Prompt:
Track down every line below that holds "undo" and copy it.

::::::::

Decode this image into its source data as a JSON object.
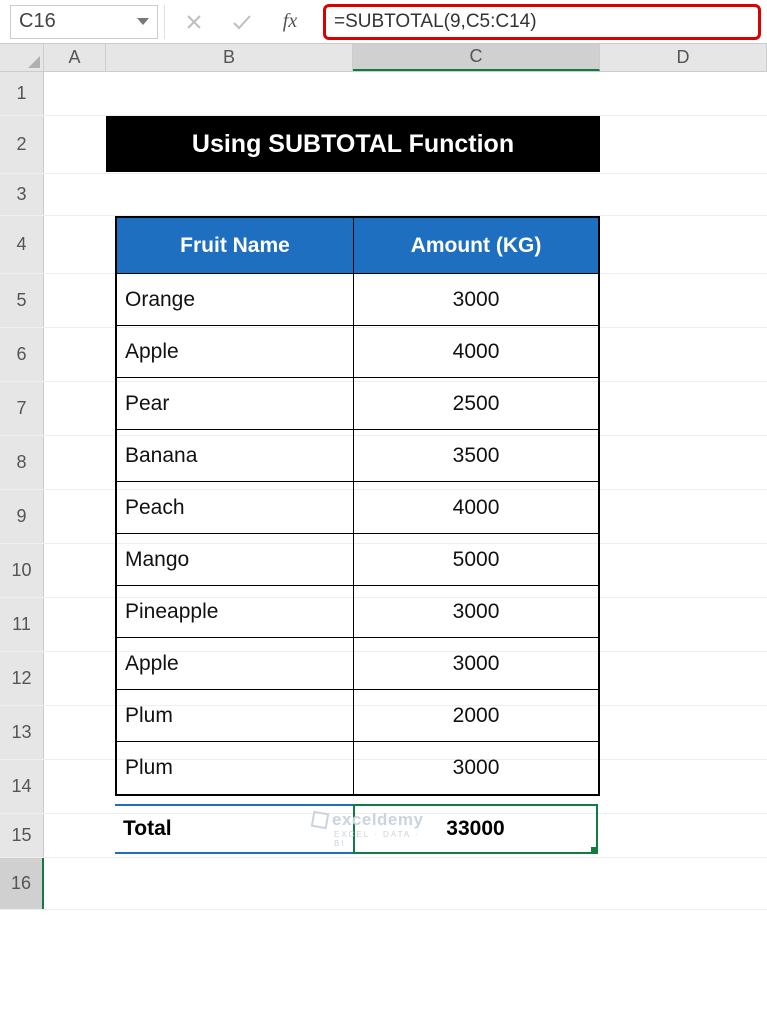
{
  "name_box": "C16",
  "formula": "=SUBTOTAL(9,C5:C14)",
  "fx_label": "fx",
  "columns": [
    "A",
    "B",
    "C",
    "D"
  ],
  "selected_column": "C",
  "selected_row": "16",
  "rows_display": [
    "1",
    "2",
    "3",
    "4",
    "5",
    "6",
    "7",
    "8",
    "9",
    "10",
    "11",
    "12",
    "13",
    "14",
    "15",
    "16"
  ],
  "title": "Using SUBTOTAL Function",
  "table": {
    "headers": {
      "name": "Fruit Name",
      "amount": "Amount (KG)"
    },
    "rows": [
      {
        "name": "Orange",
        "amount": "3000"
      },
      {
        "name": "Apple",
        "amount": "4000"
      },
      {
        "name": "Pear",
        "amount": "2500"
      },
      {
        "name": "Banana",
        "amount": "3500"
      },
      {
        "name": "Peach",
        "amount": "4000"
      },
      {
        "name": "Mango",
        "amount": "5000"
      },
      {
        "name": "Pineapple",
        "amount": "3000"
      },
      {
        "name": "Apple",
        "amount": "3000"
      },
      {
        "name": "Plum",
        "amount": "2000"
      },
      {
        "name": "Plum",
        "amount": "3000"
      }
    ]
  },
  "total": {
    "label": "Total",
    "value": "33000"
  },
  "watermark": {
    "brand": "exceldemy",
    "tag": "EXCEL · DATA · BI"
  },
  "chart_data": {
    "type": "table",
    "title": "Using SUBTOTAL Function",
    "columns": [
      "Fruit Name",
      "Amount (KG)"
    ],
    "rows": [
      [
        "Orange",
        3000
      ],
      [
        "Apple",
        4000
      ],
      [
        "Pear",
        2500
      ],
      [
        "Banana",
        3500
      ],
      [
        "Peach",
        4000
      ],
      [
        "Mango",
        5000
      ],
      [
        "Pineapple",
        3000
      ],
      [
        "Apple",
        3000
      ],
      [
        "Plum",
        2000
      ],
      [
        "Plum",
        3000
      ]
    ],
    "aggregate": {
      "label": "Total",
      "value": 33000,
      "formula": "=SUBTOTAL(9,C5:C14)"
    }
  }
}
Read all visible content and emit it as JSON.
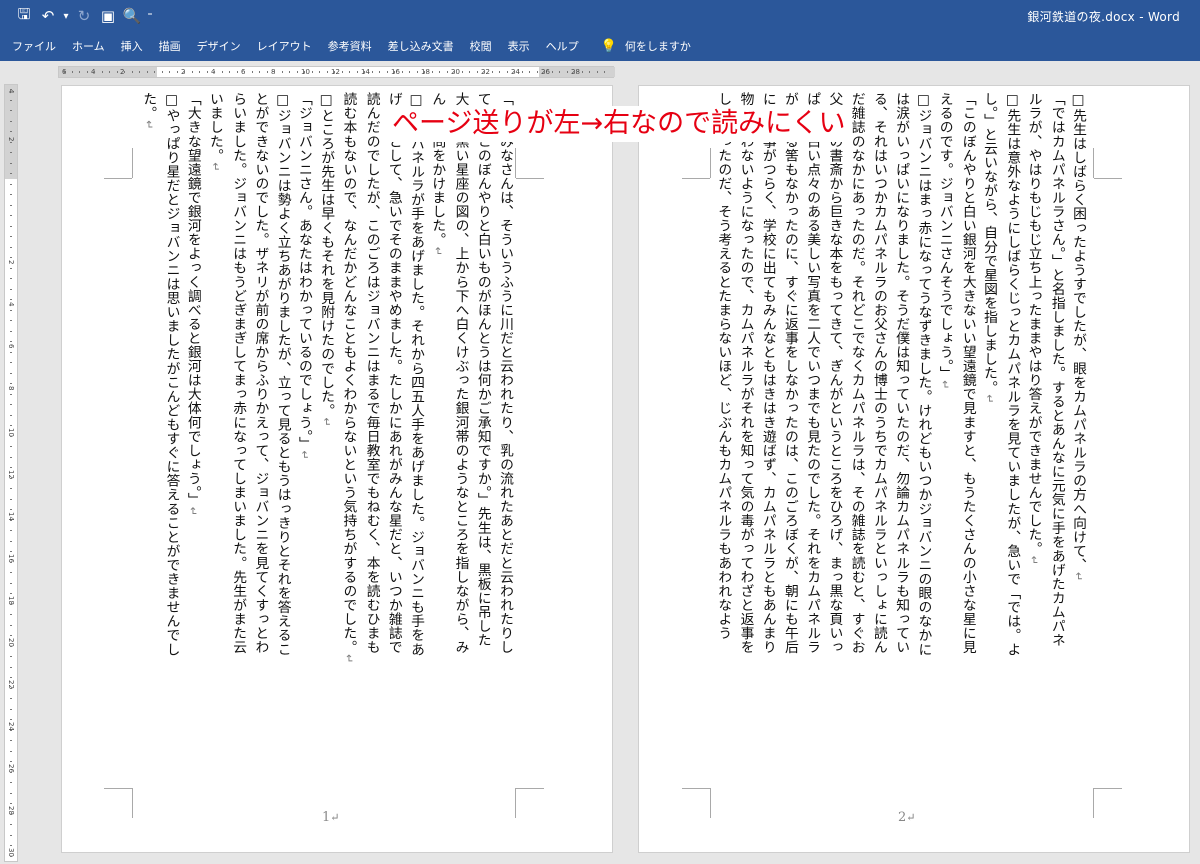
{
  "app": {
    "doc_title": "銀河鉄道の夜.docx  -  Word"
  },
  "qat": [
    {
      "icon": "save-icon",
      "glyph": "🖫",
      "dim": false
    },
    {
      "icon": "undo-icon",
      "glyph": "↶",
      "dim": false
    },
    {
      "icon": "undo-dropdown-icon",
      "glyph": "▾",
      "dim": false
    },
    {
      "icon": "redo-icon",
      "glyph": "↻",
      "dim": true
    },
    {
      "icon": "save-as-icon",
      "glyph": "▣",
      "dim": false
    },
    {
      "icon": "print-preview-icon",
      "glyph": "🔍",
      "dim": false
    },
    {
      "icon": "customize-qat-icon",
      "glyph": "⁼",
      "dim": false
    }
  ],
  "tabs": [
    "ファイル",
    "ホーム",
    "挿入",
    "描画",
    "デザイン",
    "レイアウト",
    "参考資料",
    "差し込み文書",
    "校閲",
    "表示",
    "ヘルプ"
  ],
  "tell_me": "何をしますか",
  "hruler_labels": [
    "6",
    "4",
    "2",
    "2",
    "4",
    "6",
    "8",
    "10",
    "12",
    "14",
    "16",
    "18",
    "20",
    "22",
    "24",
    "26",
    "28"
  ],
  "vruler_labels": [
    "4",
    "2",
    "2",
    "4",
    "6",
    "8",
    "10",
    "12",
    "14",
    "16",
    "18",
    "20",
    "22",
    "24",
    "26",
    "28",
    "30"
  ],
  "annotation": "ページ送りが左→右なので読みにくい",
  "pages": [
    {
      "page_number": "1",
      "columns": [
        {
          "text": "「ではみなさんは、そういうふうに川だと云われたり、乳の流れたあとだと云われたりし",
          "mark": false
        },
        {
          "text": "ていたこのぼんやりと白いものがほんとうは何かご承知ですか。」先生は、黒板に吊した",
          "mark": false
        },
        {
          "text": "大きな黒い星座の図の、上から下へ白くけぶった銀河帯のようなところを指しながら、み",
          "mark": false
        },
        {
          "text": "んなに問をかけました。",
          "mark": true
        },
        {
          "text": "□カムパネルラが手をあげました。それから四五人手をあげました。ジョバンニも手をあ",
          "mark": false
        },
        {
          "text": "げようとして、急いでそのままやめました。たしかにあれがみんな星だと、いつか雑誌で",
          "mark": false
        },
        {
          "text": "読んだのでしたが、このごろはジョバンニはまるで毎日教室でもねむく、本を読むひまも",
          "mark": false
        },
        {
          "text": "読む本もないので、なんだかどんなこともよくわからないという気持ちがするのでした。",
          "mark": true
        },
        {
          "text": "□ところが先生は早くもそれを見附けたのでした。",
          "mark": true
        },
        {
          "text": "「ジョバンニさん。あなたはわかっているのでしょう。」",
          "mark": true
        },
        {
          "text": "□ジョバンニは勢よく立ちあがりましたが、立って見るともうはっきりとそれを答えるこ",
          "mark": false
        },
        {
          "text": "とができないのでした。ザネリが前の席からふりかえって、ジョバンニを見てくすっとわ",
          "mark": false
        },
        {
          "text": "らいました。ジョバンニはもうどぎまぎしてまっ赤になってしまいました。先生がまた云",
          "mark": false
        },
        {
          "text": "いました。",
          "mark": true
        },
        {
          "text": "「大きな望遠鏡で銀河をよっく調べると銀河は大体何でしょう。」",
          "mark": true
        },
        {
          "text": "□やっぱり星だとジョバンニは思いましたがこんどもすぐに答えることができませんでし",
          "mark": false
        },
        {
          "text": "た。",
          "mark": true
        }
      ]
    },
    {
      "page_number": "2",
      "columns": [
        {
          "text": "□先生はしばらく困ったようすでしたが、眼をカムパネルラの方へ向けて、",
          "mark": true
        },
        {
          "text": "「ではカムパネルラさん。」と名指しました。するとあんなに元気に手をあげたカムパネ",
          "mark": false
        },
        {
          "text": "ルラが、やはりもじもじ立ち上ったままやはり答えができませんでした。",
          "mark": true
        },
        {
          "text": "□先生は意外なようにしばらくじっとカムパネルラを見ていましたが、急いで「では。よ",
          "mark": false
        },
        {
          "text": "し。」と云いながら、自分で星図を指しました。",
          "mark": true
        },
        {
          "text": "「このぼんやりと白い銀河を大きないい望遠鏡で見ますと、もうたくさんの小さな星に見",
          "mark": false
        },
        {
          "text": "えるのです。ジョバンニさんそうでしょう。」",
          "mark": true
        },
        {
          "text": "□ジョバンニはまっ赤になってうなずきました。けれどもいつかジョバンニの眼のなかに",
          "mark": false
        },
        {
          "text": "は涙がいっぱいになりました。そうだ僕は知っていたのだ、勿論カムパネルラも知ってい",
          "mark": false
        },
        {
          "text": "る、それはいつかカムパネルラのお父さんの博士のうちでカムパネルラといっしょに読ん",
          "mark": false
        },
        {
          "text": "だ雑誌のなかにあったのだ。それどこでなくカムパネルラは、その雑誌を読むと、すぐお",
          "mark": false
        },
        {
          "text": "父さんの書斎から巨きな本をもってきて、ぎんがというところをひろげ、まっ黒な頁いっ",
          "mark": false
        },
        {
          "text": "ぱいに白い点々のある美しい写真を二人でいつまでも見たのでした。それをカムパネルラ",
          "mark": false
        },
        {
          "text": "が忘れる筈もなかったのに、すぐに返事をしなかったのは、このごろぼくが、朝にも午后",
          "mark": false
        },
        {
          "text": "にも仕事がつらく、学校に出てもみんなともはきはき遊ばず、カムパネルラともあんまり",
          "mark": false
        },
        {
          "text": "物を云わないようになったので、カムパネルラがそれを知って気の毒がってわざと返事を",
          "mark": false
        },
        {
          "text": "しなかったのだ、そう考えるとたまらないほど、じぶんもカムパネルラもあわれなよう",
          "mark": false
        }
      ]
    }
  ]
}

::::::::

Written answer:
      "icon": "undo-icon",
      "icon": "undo-dropdown-icon",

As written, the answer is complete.